◆ AIM ◆
Wherever the string "LOCTITE" appears, copy the whole line.

--- start RECORD SET ---

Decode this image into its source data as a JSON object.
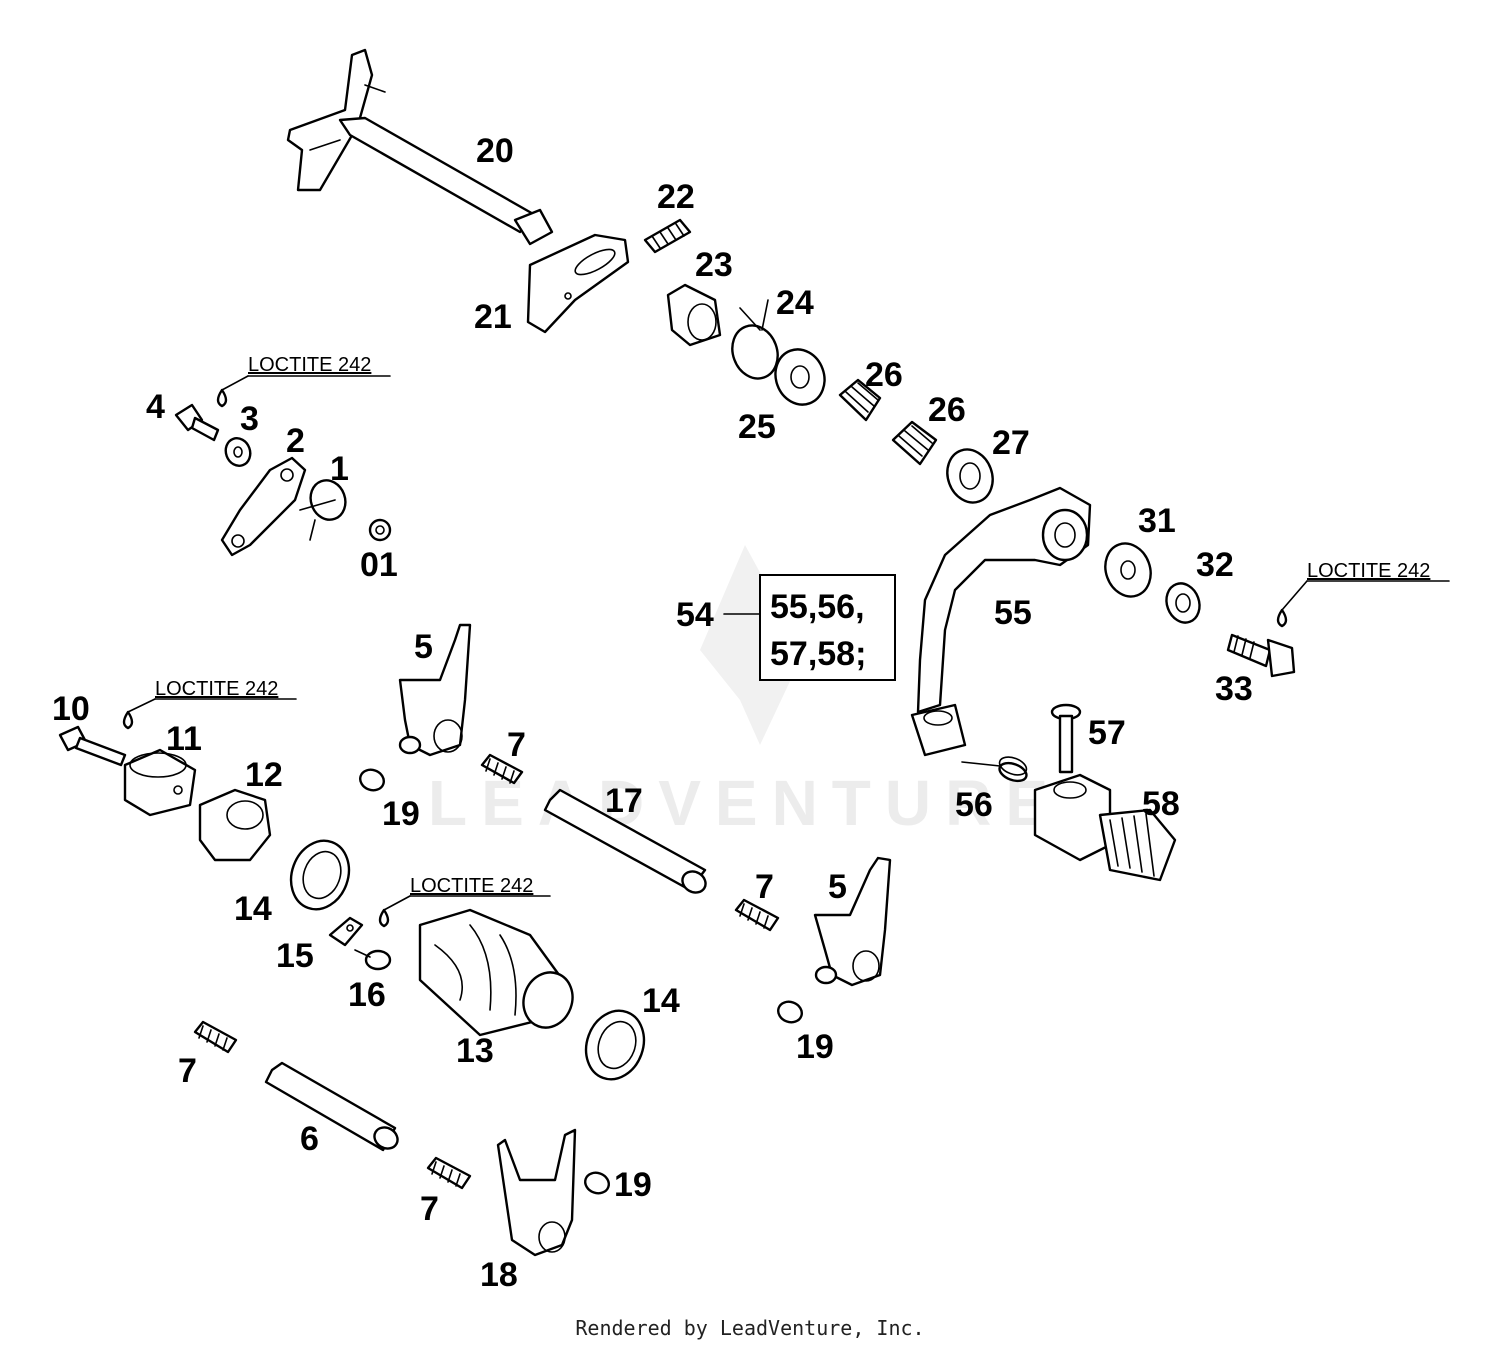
{
  "diagram": {
    "callouts": {
      "c20": "20",
      "c21": "21",
      "c22": "22",
      "c23": "23",
      "c24": "24",
      "c25": "25",
      "c26a": "26",
      "c26b": "26",
      "c27": "27",
      "c31": "31",
      "c32": "32",
      "c33": "33",
      "c4": "4",
      "c3": "3",
      "c2": "2",
      "c1": "1",
      "c01": "01",
      "c5a": "5",
      "c5b": "5",
      "c10": "10",
      "c11": "11",
      "c12": "12",
      "c7a": "7",
      "c7b": "7",
      "c7c": "7",
      "c7d": "7",
      "c19a": "19",
      "c19b": "19",
      "c19c": "19",
      "c17": "17",
      "c14a": "14",
      "c14b": "14",
      "c15": "15",
      "c16": "16",
      "c13": "13",
      "c6": "6",
      "c18": "18",
      "c54": "54",
      "c55": "55",
      "c56": "56",
      "c57": "57",
      "c58": "58"
    },
    "kit_box": {
      "line1": "55,56,",
      "line2": "57,58;"
    },
    "notes": {
      "loctite_a": "LOCTITE 242",
      "loctite_b": "LOCTITE 242",
      "loctite_c": "LOCTITE 242",
      "loctite_d": "LOCTITE 242"
    },
    "watermark": "LEADVENTURE",
    "footer": "Rendered by LeadVenture, Inc."
  }
}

--- end RECORD SET ---

◆ SOLUTION FOR THIS PROBLEM ◆
      "loctite_a": "LOCTITE 242",
      "loctite_b": "LOCTITE 242",
      "loctite_c": "LOCTITE 242",
      "loctite_d": "LOCTITE 242"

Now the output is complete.